----- Given data
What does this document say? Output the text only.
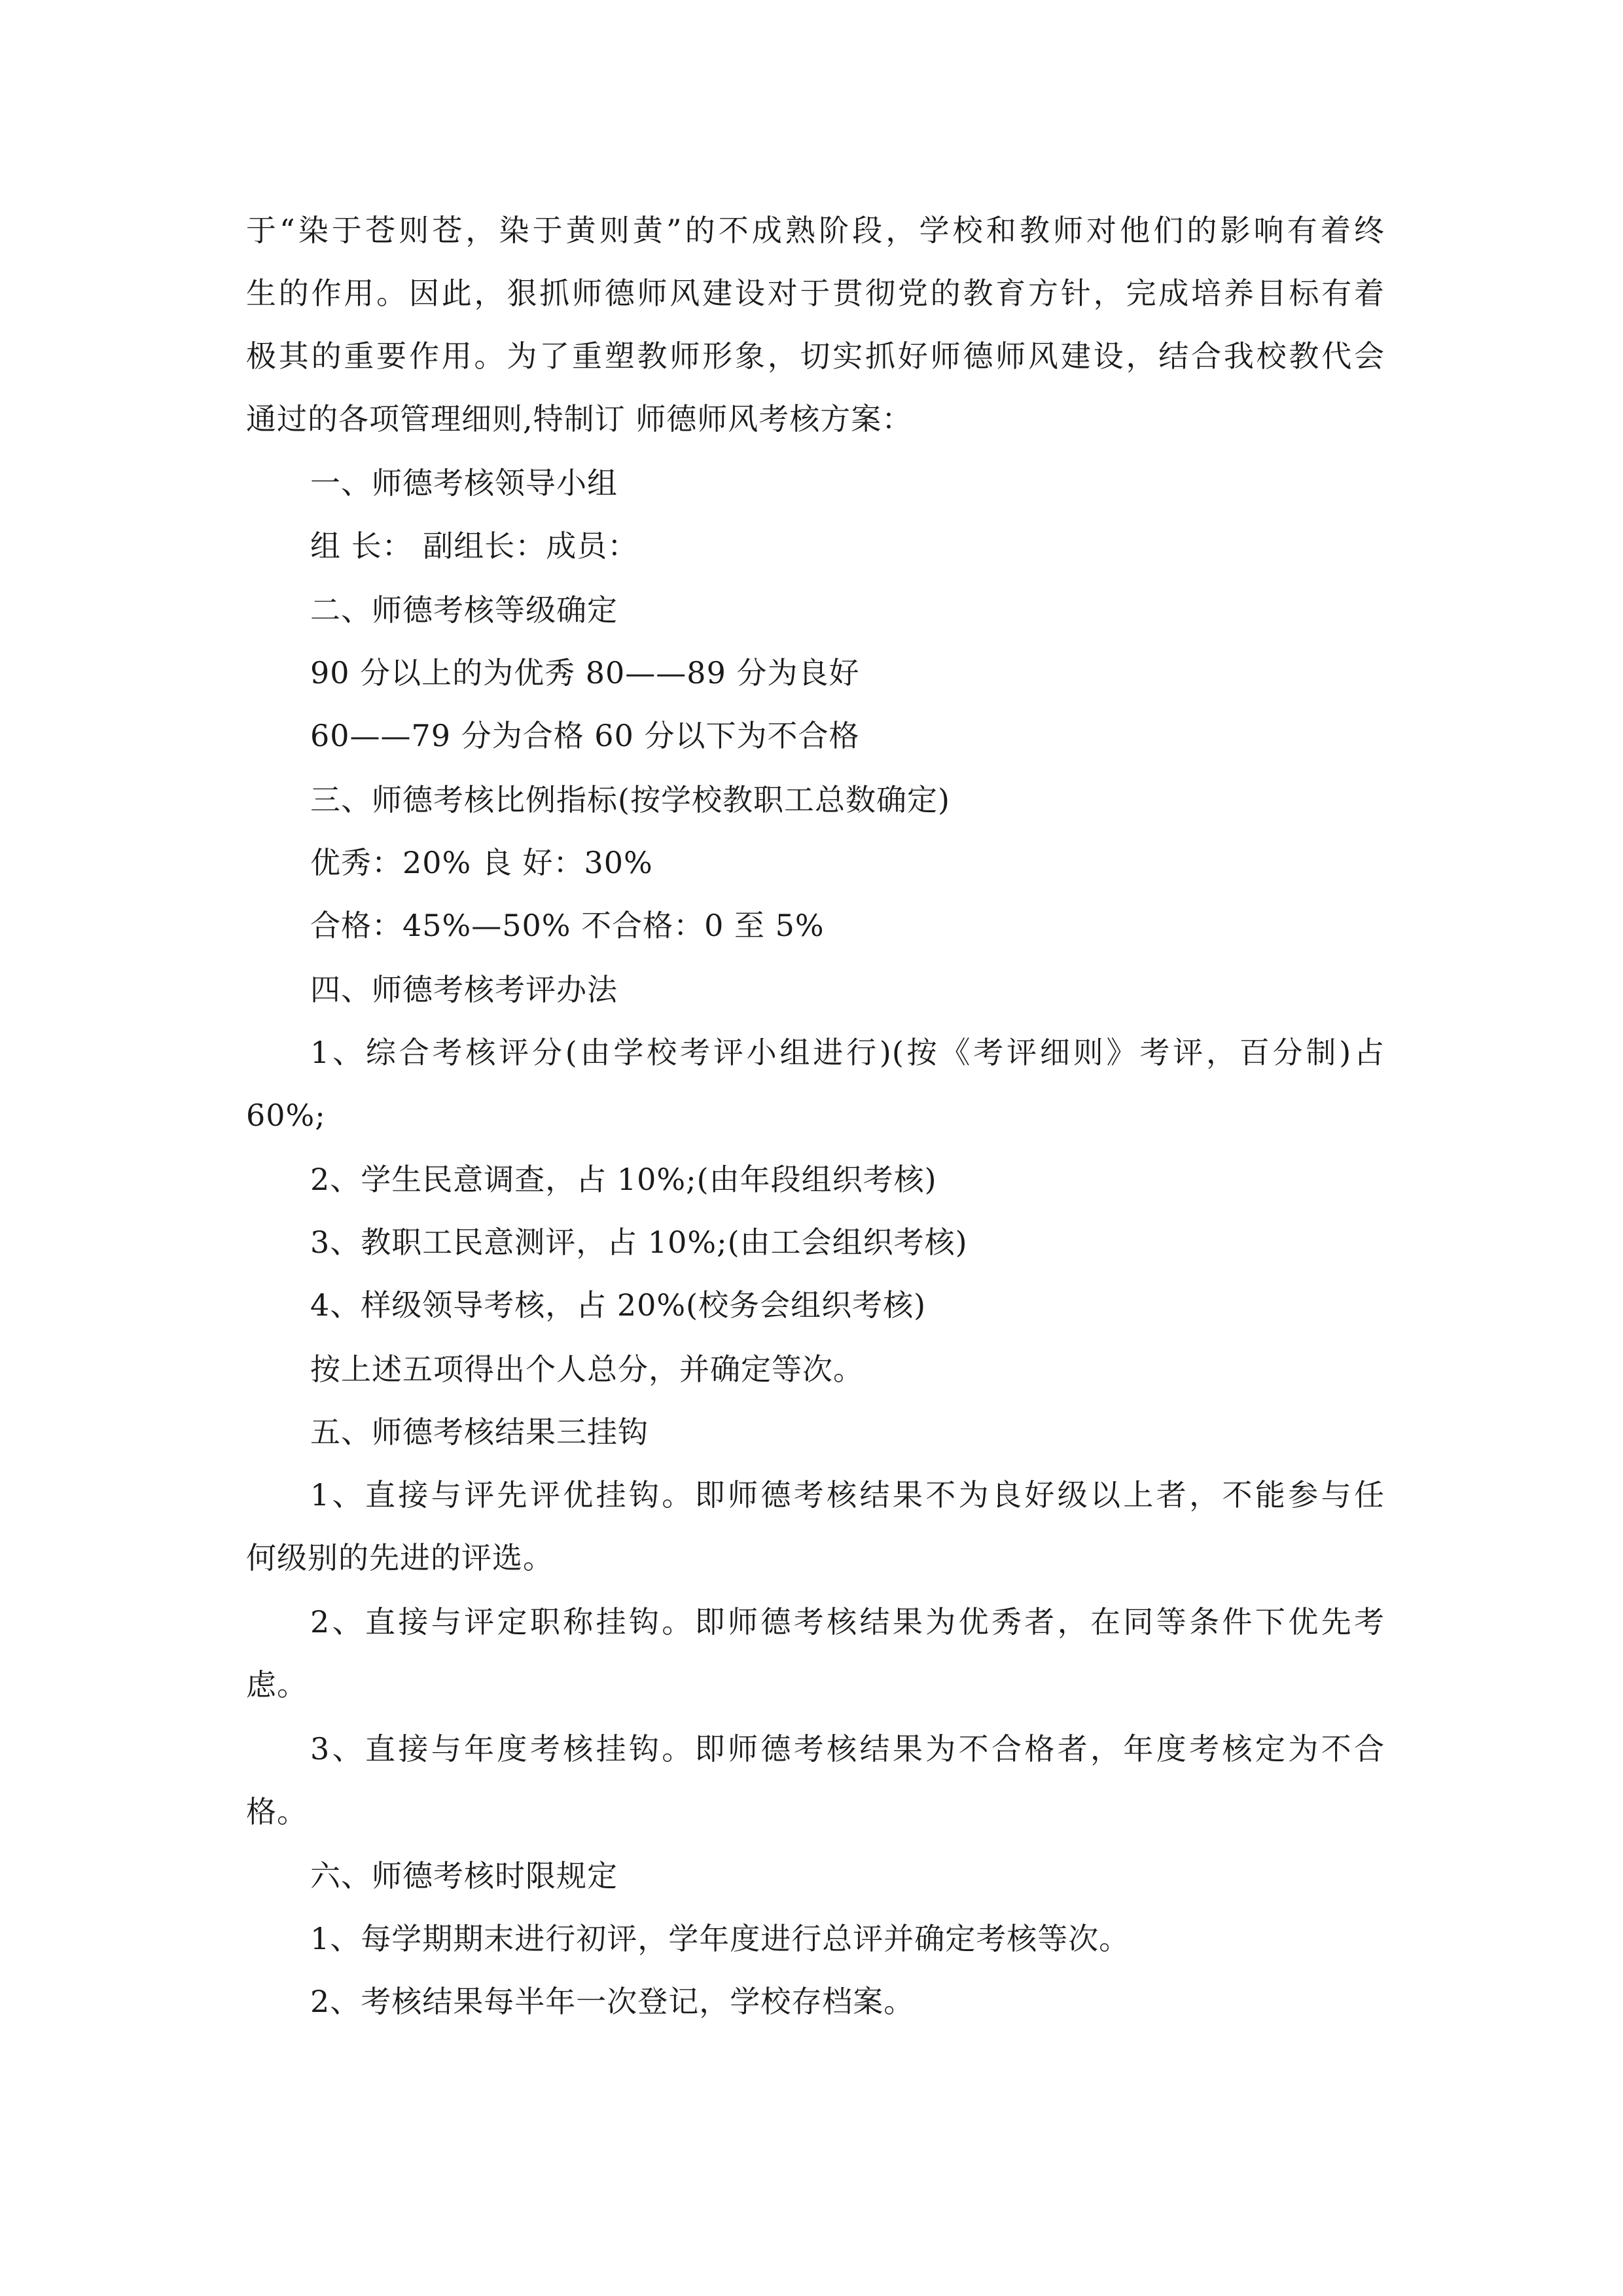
于“染于苍则苍，染于黄则黄”的不成熟阶段，学校和教师对他们的影响有着终
生的作用。因此，狠抓师德师风建设对于贯彻党的教育方针，完成培养目标有着
极其的重要作用。为了重塑教师形象，切实抓好师德师风建设，结合我校教代会
通过的各项管理细则,特制订 师德师风考核方案：
一、师德考核领导小组
组 长： 副组长：成员：
二、师德考核等级确定
90 分以上的为优秀 80——89 分为良好
60——79 分为合格 60 分以下为不合格
三、师德考核比例指标(按学校教职工总数确定)
优秀：20% 良 好：30%
合格：45%—50% 不合格：0 至 5%
四、师德考核考评办法
1、综合考核评分(由学校考评小组进行)(按《考评细则》考评，百分制)占
60%;
2、学生民意调查，占 10%;(由年段组织考核)
3、教职工民意测评，占 10%;(由工会组织考核)
4、样级领导考核，占 20%(校务会组织考核)
按上述五项得出个人总分，并确定等次。
五、师德考核结果三挂钩
1、直接与评先评优挂钩。即师德考核结果不为良好级以上者，不能参与任
何级别的先进的评选。
2、直接与评定职称挂钩。即师德考核结果为优秀者，在同等条件下优先考
虑。
3、直接与年度考核挂钩。即师德考核结果为不合格者，年度考核定为不合
格。
六、师德考核时限规定
1、每学期期末进行初评，学年度进行总评并确定考核等次。
2、考核结果每半年一次登记，学校存档案。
----------
▸ **Description of the task**: Set down all the entries exactly as they appear, but skip any pictures.

▸ **Task response**:
What does this document say? Output the text only.
于“染于苍则苍，染于黄则黄”的不成熟阶段，学校和教师对他们的影响有着终
生的作用。因此，狠抓师德师风建设对于贯彻党的教育方针，完成培养目标有着
极其的重要作用。为了重塑教师形象，切实抓好师德师风建设，结合我校教代会
通过的各项管理细则,特制订 师德师风考核方案：
一、师德考核领导小组
组 长： 副组长：成员：
二、师德考核等级确定
90 分以上的为优秀 80——89 分为良好
60——79 分为合格 60 分以下为不合格
三、师德考核比例指标(按学校教职工总数确定)
优秀：20% 良 好：30%
合格：45%—50% 不合格：0 至 5%
四、师德考核考评办法
1、综合考核评分(由学校考评小组进行)(按《考评细则》考评，百分制)占
60%;
2、学生民意调查，占 10%;(由年段组织考核)
3、教职工民意测评，占 10%;(由工会组织考核)
4、样级领导考核，占 20%(校务会组织考核)
按上述五项得出个人总分，并确定等次。
五、师德考核结果三挂钩
1、直接与评先评优挂钩。即师德考核结果不为良好级以上者，不能参与任
何级别的先进的评选。
2、直接与评定职称挂钩。即师德考核结果为优秀者，在同等条件下优先考
虑。
3、直接与年度考核挂钩。即师德考核结果为不合格者，年度考核定为不合
格。
六、师德考核时限规定
1、每学期期末进行初评，学年度进行总评并确定考核等次。
2、考核结果每半年一次登记，学校存档案。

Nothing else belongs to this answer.